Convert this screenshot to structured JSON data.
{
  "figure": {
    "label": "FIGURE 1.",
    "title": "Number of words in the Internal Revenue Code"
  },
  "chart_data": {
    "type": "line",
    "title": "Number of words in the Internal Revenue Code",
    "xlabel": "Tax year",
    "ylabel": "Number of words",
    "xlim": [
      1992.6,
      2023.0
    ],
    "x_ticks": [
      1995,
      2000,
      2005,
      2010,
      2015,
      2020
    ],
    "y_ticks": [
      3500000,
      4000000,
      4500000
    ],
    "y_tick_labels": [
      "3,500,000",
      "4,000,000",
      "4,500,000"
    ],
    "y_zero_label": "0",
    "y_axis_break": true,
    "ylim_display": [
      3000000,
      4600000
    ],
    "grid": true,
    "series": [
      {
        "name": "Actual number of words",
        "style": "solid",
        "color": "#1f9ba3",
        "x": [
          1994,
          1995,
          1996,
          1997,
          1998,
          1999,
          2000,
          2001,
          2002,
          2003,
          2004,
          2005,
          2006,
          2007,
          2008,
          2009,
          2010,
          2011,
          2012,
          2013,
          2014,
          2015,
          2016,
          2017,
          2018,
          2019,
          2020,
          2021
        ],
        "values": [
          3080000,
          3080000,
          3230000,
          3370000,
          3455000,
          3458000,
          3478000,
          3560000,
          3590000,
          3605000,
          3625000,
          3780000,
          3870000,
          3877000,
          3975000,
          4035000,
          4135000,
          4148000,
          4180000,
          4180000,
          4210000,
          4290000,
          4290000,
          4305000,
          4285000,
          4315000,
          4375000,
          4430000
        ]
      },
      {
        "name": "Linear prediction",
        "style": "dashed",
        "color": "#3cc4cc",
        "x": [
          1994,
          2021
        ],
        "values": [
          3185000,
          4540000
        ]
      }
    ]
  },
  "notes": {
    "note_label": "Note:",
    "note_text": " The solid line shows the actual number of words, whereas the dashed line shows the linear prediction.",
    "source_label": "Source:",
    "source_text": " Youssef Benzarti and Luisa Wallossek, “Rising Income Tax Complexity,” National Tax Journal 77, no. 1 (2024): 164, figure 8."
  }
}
- - - - - - -
Pull out all lines of the data with the string "title".

▸ **Result of this exercise**:
    "title": "Number of words in the Internal Revenue Code"
    "title": "Number of words in the Internal Revenue Code",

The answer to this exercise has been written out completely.